Start of Data entries

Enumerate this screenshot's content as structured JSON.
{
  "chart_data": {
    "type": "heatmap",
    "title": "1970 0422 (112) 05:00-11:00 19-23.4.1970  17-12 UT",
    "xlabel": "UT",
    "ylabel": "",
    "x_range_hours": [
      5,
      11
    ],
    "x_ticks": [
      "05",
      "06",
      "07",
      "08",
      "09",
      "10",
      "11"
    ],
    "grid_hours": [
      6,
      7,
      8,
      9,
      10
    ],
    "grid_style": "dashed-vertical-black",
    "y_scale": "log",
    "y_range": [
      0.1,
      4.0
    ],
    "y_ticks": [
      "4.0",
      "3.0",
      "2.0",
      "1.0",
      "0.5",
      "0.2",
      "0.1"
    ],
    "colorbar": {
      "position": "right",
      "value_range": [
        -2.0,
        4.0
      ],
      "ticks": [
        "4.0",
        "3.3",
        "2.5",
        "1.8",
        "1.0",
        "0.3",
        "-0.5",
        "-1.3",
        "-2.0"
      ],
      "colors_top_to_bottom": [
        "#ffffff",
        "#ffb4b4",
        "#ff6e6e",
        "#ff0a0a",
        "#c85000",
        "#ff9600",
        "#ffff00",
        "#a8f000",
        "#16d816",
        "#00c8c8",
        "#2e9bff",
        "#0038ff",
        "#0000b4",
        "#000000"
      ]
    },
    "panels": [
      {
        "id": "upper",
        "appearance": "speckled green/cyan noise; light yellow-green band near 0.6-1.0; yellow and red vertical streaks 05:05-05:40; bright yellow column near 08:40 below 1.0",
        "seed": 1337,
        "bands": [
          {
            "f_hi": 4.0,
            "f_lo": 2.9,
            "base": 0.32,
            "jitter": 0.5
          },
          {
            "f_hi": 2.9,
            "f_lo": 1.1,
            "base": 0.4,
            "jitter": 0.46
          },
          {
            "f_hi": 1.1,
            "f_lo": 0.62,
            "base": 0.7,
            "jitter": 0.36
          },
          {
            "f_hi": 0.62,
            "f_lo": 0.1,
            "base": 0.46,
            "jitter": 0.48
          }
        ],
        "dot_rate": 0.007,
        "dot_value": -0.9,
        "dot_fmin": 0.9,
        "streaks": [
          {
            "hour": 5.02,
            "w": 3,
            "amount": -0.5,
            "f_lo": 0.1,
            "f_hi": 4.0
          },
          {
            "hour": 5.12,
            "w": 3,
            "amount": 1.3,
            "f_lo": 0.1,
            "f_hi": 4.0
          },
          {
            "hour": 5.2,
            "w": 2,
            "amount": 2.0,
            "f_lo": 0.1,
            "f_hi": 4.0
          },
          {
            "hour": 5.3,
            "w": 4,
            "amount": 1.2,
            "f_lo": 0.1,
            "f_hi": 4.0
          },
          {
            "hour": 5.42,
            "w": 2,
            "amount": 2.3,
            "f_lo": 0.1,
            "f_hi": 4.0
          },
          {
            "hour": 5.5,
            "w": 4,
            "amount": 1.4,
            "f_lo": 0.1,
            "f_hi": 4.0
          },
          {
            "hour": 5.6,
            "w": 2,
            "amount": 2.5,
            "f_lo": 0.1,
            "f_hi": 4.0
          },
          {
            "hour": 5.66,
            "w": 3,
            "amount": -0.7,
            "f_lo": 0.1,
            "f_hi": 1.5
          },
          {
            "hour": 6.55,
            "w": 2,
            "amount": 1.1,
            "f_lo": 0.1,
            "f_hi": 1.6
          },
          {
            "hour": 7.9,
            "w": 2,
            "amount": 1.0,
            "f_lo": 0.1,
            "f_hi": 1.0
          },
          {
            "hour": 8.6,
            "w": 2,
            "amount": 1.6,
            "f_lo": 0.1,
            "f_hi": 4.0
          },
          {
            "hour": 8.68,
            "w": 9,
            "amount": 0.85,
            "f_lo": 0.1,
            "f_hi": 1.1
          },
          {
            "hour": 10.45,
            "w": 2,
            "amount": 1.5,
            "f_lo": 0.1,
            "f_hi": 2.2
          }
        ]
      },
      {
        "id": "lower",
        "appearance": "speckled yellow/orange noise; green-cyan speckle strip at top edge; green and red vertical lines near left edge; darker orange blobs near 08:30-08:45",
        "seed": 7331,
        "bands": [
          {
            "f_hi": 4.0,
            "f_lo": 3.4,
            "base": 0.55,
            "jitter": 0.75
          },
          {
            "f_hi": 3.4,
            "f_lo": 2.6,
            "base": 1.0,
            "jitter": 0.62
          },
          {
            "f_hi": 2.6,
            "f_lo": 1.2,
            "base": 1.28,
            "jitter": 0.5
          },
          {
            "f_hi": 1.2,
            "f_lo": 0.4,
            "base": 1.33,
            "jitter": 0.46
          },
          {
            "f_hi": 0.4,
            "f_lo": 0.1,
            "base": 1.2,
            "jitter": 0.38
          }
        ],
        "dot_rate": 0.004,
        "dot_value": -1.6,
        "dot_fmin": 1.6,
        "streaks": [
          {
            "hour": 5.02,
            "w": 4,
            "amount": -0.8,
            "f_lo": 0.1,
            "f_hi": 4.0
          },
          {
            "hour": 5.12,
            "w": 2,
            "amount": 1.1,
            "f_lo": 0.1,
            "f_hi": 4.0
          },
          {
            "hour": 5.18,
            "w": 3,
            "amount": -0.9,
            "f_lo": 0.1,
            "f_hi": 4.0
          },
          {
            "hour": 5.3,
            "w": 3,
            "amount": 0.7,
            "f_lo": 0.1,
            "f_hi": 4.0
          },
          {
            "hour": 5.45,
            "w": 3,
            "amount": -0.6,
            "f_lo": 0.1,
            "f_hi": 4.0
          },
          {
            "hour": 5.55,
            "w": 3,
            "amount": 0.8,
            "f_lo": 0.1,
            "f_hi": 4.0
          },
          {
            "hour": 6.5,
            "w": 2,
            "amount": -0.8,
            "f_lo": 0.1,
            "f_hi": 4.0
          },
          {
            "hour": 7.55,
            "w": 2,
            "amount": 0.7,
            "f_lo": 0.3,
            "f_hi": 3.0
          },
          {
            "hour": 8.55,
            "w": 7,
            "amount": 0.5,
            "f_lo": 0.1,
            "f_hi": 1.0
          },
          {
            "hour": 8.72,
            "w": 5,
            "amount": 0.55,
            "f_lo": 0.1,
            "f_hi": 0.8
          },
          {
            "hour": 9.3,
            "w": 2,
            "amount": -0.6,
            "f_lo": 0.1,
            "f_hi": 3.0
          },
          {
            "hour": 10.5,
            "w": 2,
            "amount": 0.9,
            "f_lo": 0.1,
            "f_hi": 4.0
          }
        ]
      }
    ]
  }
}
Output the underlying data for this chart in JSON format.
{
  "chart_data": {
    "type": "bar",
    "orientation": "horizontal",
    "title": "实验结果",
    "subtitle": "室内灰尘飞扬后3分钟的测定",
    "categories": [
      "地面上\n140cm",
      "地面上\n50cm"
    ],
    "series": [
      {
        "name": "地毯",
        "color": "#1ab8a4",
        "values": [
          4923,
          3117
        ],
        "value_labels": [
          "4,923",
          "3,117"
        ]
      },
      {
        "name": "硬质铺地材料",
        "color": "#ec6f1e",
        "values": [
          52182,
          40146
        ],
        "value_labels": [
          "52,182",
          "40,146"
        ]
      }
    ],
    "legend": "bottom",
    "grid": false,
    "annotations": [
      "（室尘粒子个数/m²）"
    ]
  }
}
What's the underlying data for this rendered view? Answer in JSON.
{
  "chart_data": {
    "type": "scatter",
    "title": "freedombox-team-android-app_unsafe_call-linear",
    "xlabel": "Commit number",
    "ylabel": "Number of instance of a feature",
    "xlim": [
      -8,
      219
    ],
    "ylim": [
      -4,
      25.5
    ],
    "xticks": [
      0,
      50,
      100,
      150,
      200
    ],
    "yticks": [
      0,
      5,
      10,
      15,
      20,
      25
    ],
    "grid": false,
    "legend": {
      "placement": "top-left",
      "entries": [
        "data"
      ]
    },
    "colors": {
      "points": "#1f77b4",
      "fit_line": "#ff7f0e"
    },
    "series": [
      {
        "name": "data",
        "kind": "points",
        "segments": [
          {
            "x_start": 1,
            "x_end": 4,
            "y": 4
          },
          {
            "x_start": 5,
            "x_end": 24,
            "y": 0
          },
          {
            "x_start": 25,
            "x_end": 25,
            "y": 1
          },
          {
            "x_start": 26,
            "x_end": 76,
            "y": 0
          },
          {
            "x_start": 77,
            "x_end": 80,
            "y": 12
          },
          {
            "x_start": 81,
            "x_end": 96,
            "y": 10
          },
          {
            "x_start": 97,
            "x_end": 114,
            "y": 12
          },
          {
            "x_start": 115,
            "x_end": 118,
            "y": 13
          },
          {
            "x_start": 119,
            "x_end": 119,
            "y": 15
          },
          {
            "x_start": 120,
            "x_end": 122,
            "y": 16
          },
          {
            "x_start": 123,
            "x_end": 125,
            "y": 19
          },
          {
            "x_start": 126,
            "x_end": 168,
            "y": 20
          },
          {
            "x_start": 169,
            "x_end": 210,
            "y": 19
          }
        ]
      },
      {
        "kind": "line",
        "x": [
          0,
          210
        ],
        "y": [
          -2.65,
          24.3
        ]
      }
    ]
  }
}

End of Data entries

:: Required work ::
How many lines of the records contain the string "noise"? Respond with the number alone.

:: Expected output ::
2